__EXERCISE OBJECTIVE__:
Check each line of the listing for the string "visible", then state how many lines have it. Only the number is wanted.

--- Start RECORDS SUPPLIED ---

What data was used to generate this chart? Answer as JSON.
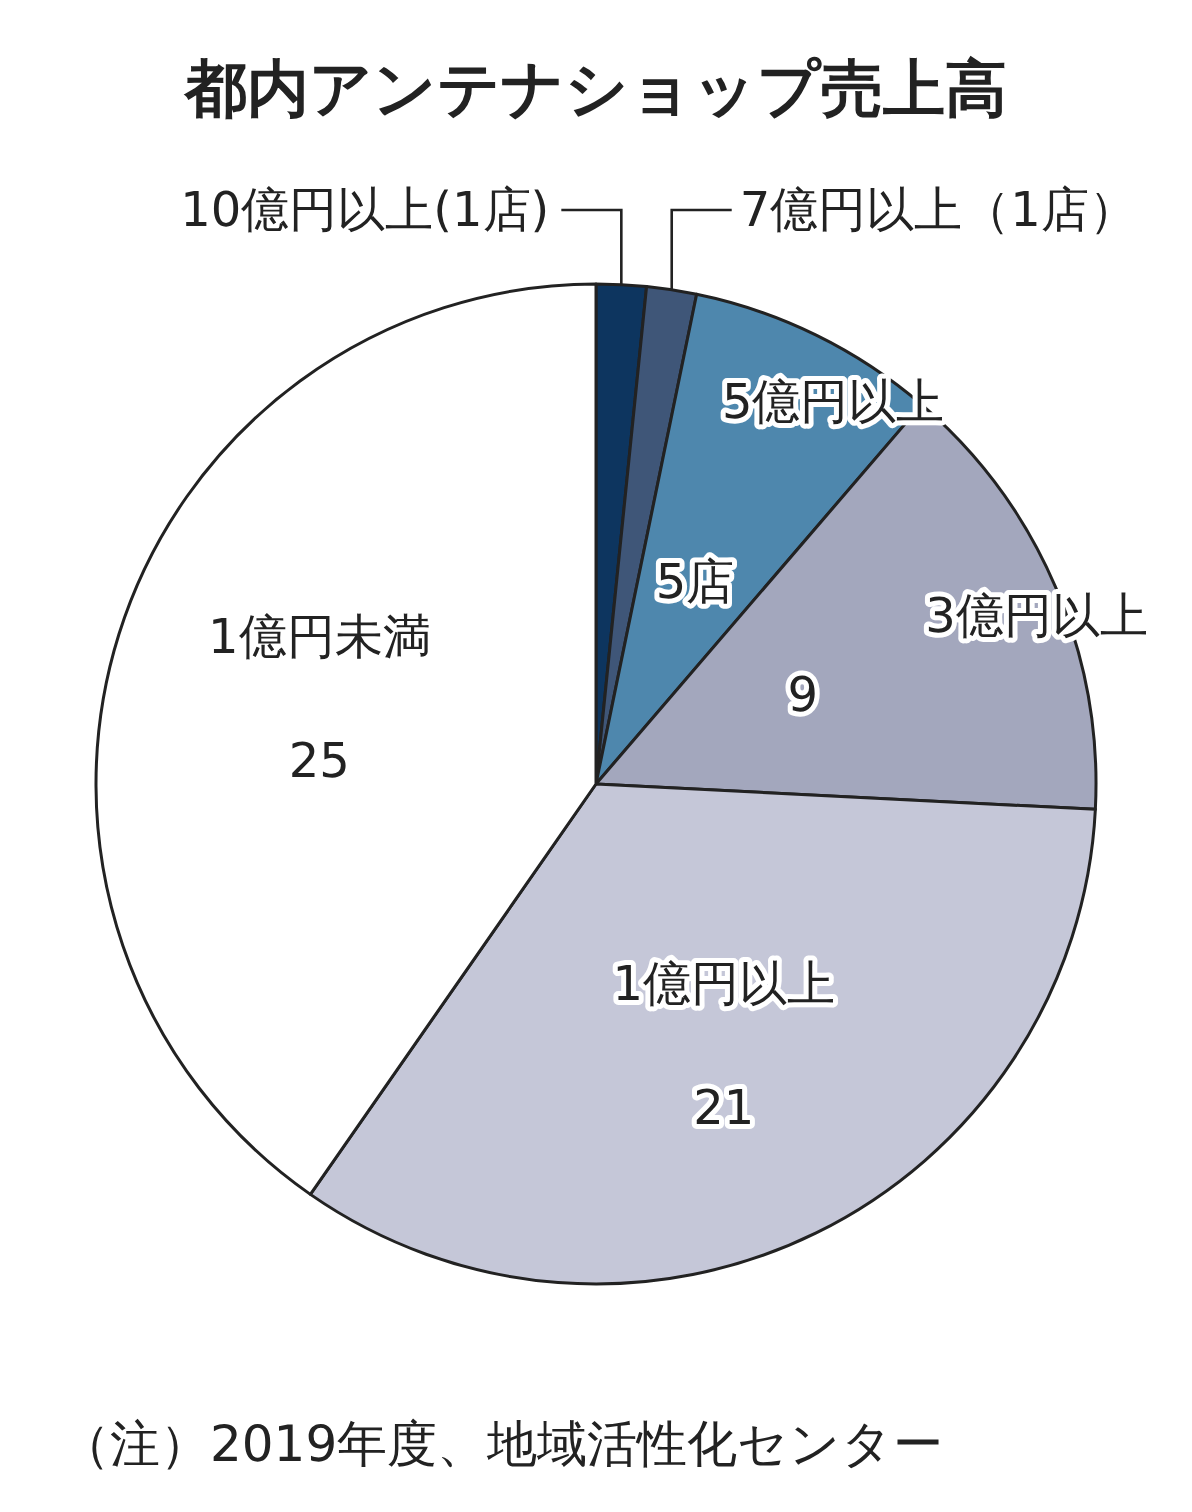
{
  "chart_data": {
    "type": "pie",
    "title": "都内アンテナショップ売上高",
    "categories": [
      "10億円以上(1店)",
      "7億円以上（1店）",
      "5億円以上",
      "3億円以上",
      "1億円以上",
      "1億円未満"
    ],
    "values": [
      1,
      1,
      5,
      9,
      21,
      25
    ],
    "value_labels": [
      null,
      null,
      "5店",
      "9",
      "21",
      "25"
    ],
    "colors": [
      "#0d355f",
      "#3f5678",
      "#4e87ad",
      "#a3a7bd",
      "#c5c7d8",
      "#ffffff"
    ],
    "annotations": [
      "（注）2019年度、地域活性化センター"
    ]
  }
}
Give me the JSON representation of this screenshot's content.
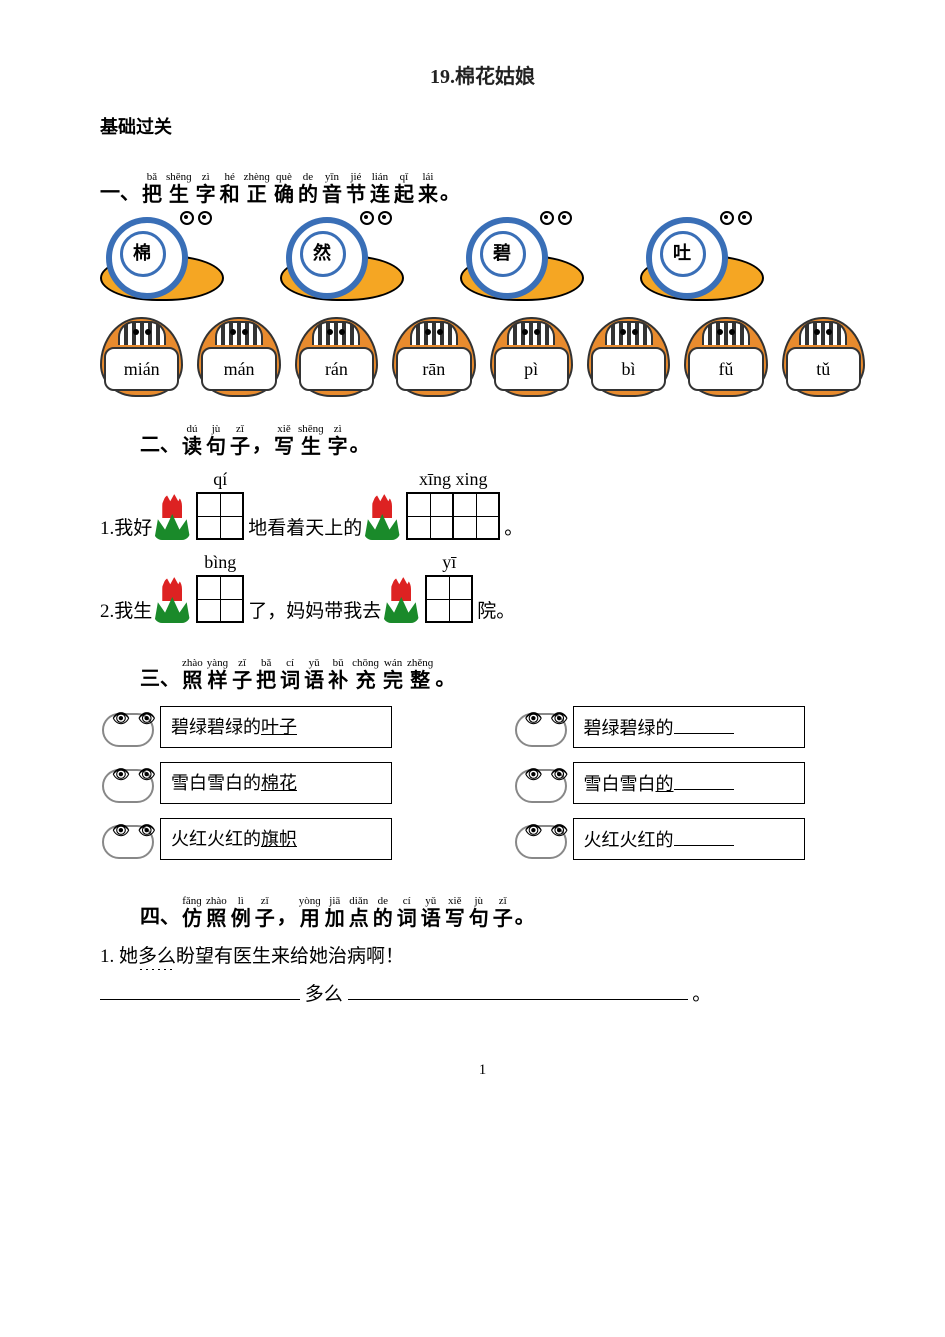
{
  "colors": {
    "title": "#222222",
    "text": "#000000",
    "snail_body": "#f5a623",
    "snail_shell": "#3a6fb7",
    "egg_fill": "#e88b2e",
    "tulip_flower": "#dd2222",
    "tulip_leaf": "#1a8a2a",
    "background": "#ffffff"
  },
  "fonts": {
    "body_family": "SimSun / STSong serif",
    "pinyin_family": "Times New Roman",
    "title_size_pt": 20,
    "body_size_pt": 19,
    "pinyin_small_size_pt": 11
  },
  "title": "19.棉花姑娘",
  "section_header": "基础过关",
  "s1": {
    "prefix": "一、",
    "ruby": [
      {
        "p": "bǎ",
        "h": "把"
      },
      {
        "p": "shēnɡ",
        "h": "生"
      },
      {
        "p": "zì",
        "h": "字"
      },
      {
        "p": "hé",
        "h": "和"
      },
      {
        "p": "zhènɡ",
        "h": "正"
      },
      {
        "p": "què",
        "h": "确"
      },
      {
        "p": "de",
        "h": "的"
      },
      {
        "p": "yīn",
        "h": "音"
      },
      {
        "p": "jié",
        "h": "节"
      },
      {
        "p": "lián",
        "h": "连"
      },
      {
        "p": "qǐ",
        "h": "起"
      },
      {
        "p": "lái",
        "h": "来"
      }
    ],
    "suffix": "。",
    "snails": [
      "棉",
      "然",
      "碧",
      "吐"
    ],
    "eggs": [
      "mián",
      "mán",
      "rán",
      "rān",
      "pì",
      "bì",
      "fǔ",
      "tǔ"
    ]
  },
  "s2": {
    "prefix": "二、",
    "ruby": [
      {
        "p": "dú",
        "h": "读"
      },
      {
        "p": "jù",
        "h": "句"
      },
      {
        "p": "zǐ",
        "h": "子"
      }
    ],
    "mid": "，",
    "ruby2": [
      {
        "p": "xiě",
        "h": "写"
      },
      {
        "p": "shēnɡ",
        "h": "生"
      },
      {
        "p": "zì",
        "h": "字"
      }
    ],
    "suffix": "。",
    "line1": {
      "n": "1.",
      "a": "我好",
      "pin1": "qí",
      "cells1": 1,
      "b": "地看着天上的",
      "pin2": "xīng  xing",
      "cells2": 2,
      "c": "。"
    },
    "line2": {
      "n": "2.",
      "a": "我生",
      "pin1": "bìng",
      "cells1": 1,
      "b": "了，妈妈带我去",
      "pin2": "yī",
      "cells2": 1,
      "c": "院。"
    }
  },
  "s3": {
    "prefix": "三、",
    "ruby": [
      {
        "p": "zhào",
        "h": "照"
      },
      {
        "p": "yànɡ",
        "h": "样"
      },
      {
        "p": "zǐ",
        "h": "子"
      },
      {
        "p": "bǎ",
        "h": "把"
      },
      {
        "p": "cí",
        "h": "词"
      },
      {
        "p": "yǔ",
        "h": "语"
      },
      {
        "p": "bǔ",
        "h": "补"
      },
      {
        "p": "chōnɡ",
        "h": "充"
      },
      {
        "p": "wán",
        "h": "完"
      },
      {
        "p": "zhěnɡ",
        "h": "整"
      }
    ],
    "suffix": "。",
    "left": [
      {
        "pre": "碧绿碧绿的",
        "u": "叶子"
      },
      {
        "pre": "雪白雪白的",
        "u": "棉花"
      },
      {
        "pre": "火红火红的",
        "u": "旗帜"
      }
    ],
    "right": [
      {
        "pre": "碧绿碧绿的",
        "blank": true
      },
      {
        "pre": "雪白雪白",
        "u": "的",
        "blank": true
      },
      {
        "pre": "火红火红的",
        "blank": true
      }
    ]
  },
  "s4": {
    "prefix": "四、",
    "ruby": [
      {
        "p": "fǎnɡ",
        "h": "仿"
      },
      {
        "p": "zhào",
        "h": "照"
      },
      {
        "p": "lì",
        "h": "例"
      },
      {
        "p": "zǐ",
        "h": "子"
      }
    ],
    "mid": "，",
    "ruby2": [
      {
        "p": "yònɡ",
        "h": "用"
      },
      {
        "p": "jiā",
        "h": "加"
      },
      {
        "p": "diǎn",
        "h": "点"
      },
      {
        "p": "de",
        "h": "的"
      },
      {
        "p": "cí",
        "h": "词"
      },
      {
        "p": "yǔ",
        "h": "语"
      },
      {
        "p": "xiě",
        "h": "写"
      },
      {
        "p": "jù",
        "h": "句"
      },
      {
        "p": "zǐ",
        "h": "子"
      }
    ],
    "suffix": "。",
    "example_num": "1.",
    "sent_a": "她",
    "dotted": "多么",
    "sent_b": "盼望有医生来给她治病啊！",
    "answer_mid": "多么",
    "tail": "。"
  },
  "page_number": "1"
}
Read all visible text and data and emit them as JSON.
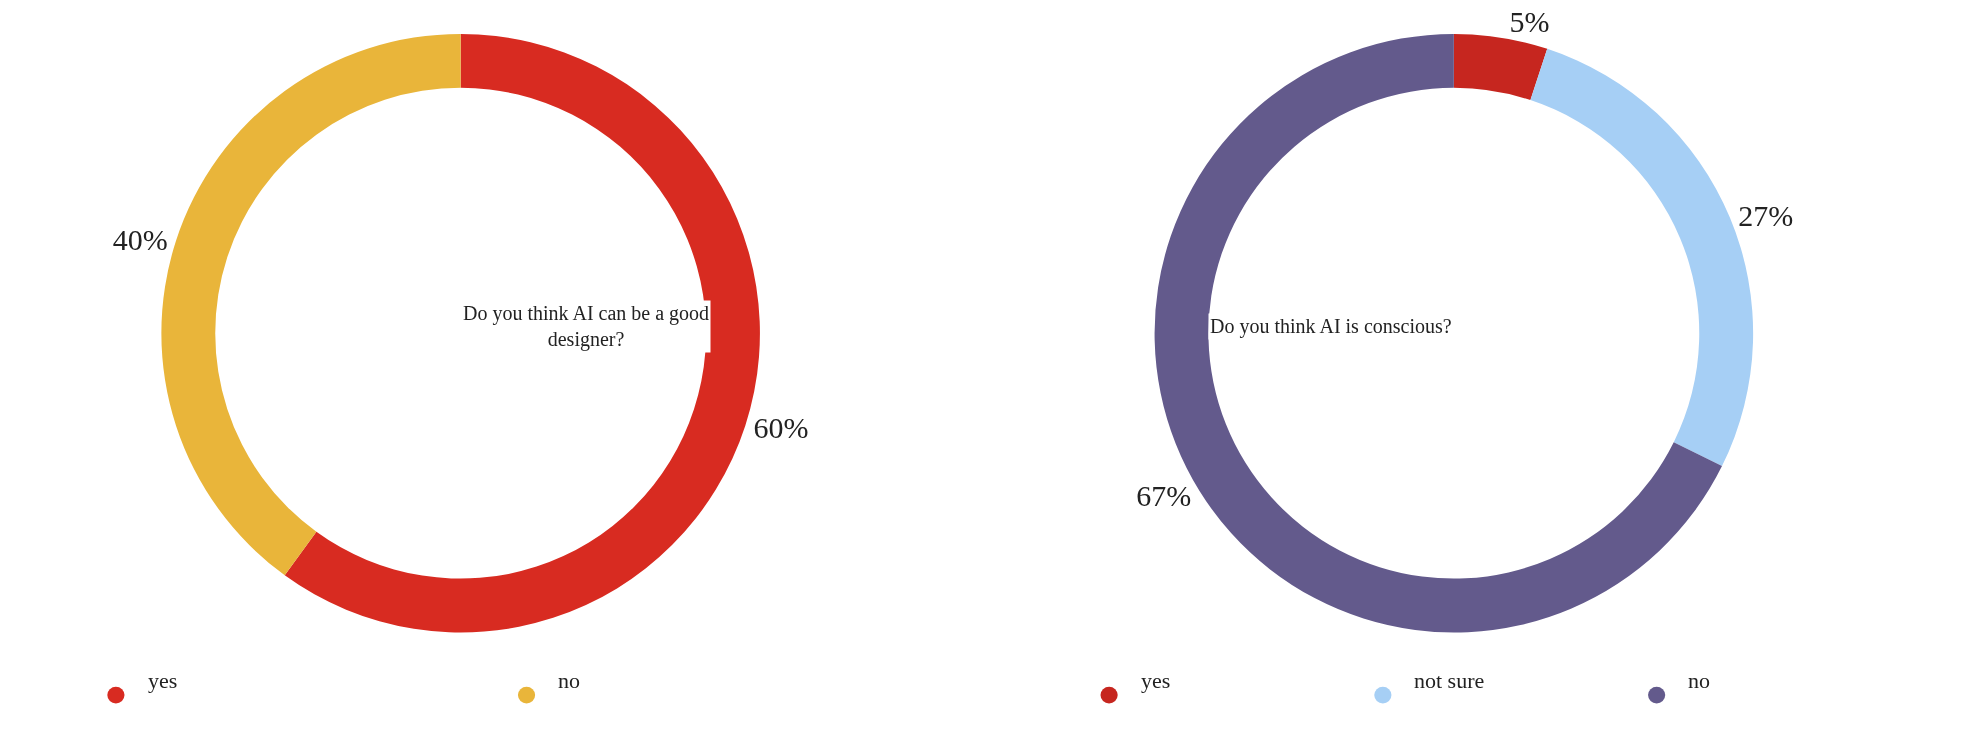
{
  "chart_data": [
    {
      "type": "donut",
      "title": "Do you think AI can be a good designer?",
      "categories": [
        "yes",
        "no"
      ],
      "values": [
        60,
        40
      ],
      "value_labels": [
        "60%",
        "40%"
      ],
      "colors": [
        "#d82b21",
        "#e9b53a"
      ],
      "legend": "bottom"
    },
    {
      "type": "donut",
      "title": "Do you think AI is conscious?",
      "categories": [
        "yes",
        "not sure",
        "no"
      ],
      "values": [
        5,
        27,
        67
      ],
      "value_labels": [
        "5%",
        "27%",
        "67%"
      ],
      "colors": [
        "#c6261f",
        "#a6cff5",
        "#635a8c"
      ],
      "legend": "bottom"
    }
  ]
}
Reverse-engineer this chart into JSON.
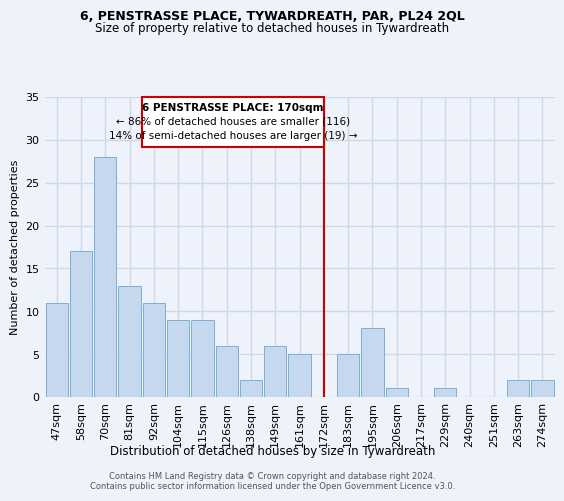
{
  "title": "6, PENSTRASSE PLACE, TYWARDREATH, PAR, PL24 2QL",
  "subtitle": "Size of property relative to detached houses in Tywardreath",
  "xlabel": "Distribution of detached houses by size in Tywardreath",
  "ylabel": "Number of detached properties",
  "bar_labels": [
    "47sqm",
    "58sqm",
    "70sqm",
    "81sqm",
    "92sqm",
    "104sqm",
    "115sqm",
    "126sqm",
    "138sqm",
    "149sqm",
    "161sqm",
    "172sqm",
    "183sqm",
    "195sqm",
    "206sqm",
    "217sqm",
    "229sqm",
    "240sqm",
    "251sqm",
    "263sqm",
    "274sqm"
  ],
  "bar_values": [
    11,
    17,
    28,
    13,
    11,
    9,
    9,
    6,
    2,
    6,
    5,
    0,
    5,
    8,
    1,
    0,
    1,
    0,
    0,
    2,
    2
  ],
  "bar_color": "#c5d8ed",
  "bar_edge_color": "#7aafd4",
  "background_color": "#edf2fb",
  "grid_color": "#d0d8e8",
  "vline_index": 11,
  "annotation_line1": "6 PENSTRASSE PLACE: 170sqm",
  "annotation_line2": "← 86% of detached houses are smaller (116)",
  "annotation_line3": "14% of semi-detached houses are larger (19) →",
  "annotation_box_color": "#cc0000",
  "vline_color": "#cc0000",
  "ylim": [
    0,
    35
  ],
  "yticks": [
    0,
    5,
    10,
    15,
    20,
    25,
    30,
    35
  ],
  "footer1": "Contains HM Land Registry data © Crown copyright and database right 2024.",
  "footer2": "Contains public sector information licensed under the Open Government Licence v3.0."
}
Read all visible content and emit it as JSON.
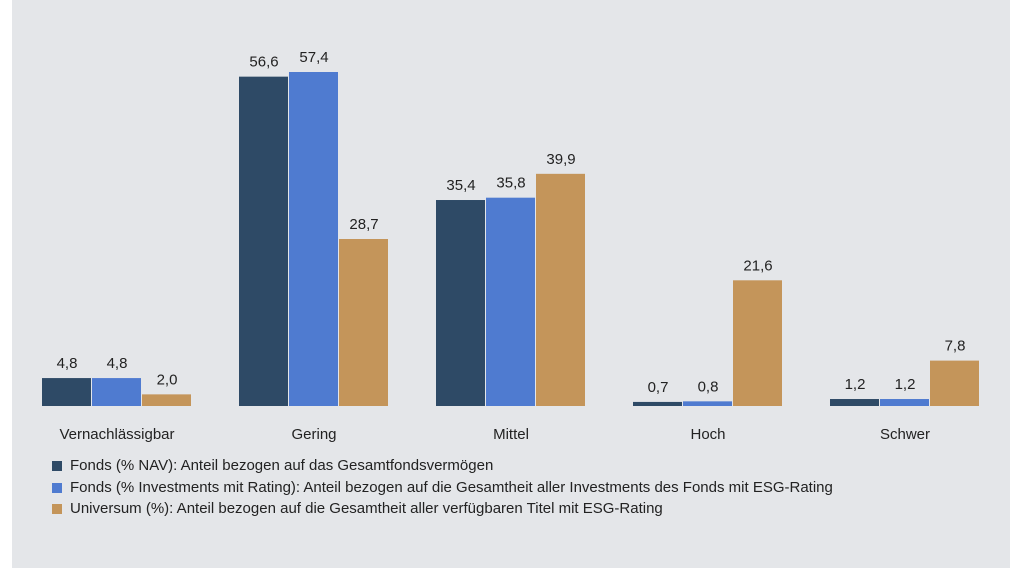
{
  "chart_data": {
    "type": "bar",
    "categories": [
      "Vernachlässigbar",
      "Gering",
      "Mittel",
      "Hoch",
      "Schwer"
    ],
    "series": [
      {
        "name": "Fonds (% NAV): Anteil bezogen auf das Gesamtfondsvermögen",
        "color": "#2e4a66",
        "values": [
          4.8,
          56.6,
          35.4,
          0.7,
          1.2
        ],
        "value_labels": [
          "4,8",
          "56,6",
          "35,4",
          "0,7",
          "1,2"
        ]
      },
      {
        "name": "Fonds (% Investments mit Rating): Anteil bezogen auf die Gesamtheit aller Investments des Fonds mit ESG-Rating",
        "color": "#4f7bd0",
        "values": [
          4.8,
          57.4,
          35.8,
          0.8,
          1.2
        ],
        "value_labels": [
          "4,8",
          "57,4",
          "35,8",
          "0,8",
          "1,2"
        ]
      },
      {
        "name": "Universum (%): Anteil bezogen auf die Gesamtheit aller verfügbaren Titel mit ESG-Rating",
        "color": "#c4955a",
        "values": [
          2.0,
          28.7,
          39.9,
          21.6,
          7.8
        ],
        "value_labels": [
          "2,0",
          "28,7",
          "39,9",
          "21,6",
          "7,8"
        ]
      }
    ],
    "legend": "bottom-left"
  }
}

--- End RECORDS SUPPLIED ---

__REPLY TO THE EXERCISE__:
2